=== Material provided ===

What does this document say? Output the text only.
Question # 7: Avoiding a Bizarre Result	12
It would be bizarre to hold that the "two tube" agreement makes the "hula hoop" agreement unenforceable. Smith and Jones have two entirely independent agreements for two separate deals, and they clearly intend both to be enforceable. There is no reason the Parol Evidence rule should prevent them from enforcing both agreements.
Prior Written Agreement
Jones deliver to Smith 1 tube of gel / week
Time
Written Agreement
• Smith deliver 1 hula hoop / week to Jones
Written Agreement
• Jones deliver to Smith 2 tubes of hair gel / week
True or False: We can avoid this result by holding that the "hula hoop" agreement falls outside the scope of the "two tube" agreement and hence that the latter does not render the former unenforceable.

===

All of the material above needs to be copied exactly.

The solution
What does this document say? Output the text only.
Question # 7: Avoiding a Bizarre Result	12
It would be bizarre to hold that the "two tube" agreement makes the "hula hoop" agreement unenforceable. Smith and Jones have two entirely independent agreements for two separate deals, and they clearly intend both to be enforceable. There is no reason the Parol Evidence rule should prevent them from enforcing both agreements.
Prior Written Agreement
Jones deliver to Smith 1 tube of gel / week
Time
Written Agreement
• Smith deliver 1 hula hoop / week to Jones
Written Agreement
• Jones deliver to Smith 2 tubes of hair gel / week
True or False: We can avoid this result by holding that the "hula hoop" agreement falls outside the scope of the "two tube" agreement and hence that the latter does not render the former unenforceable.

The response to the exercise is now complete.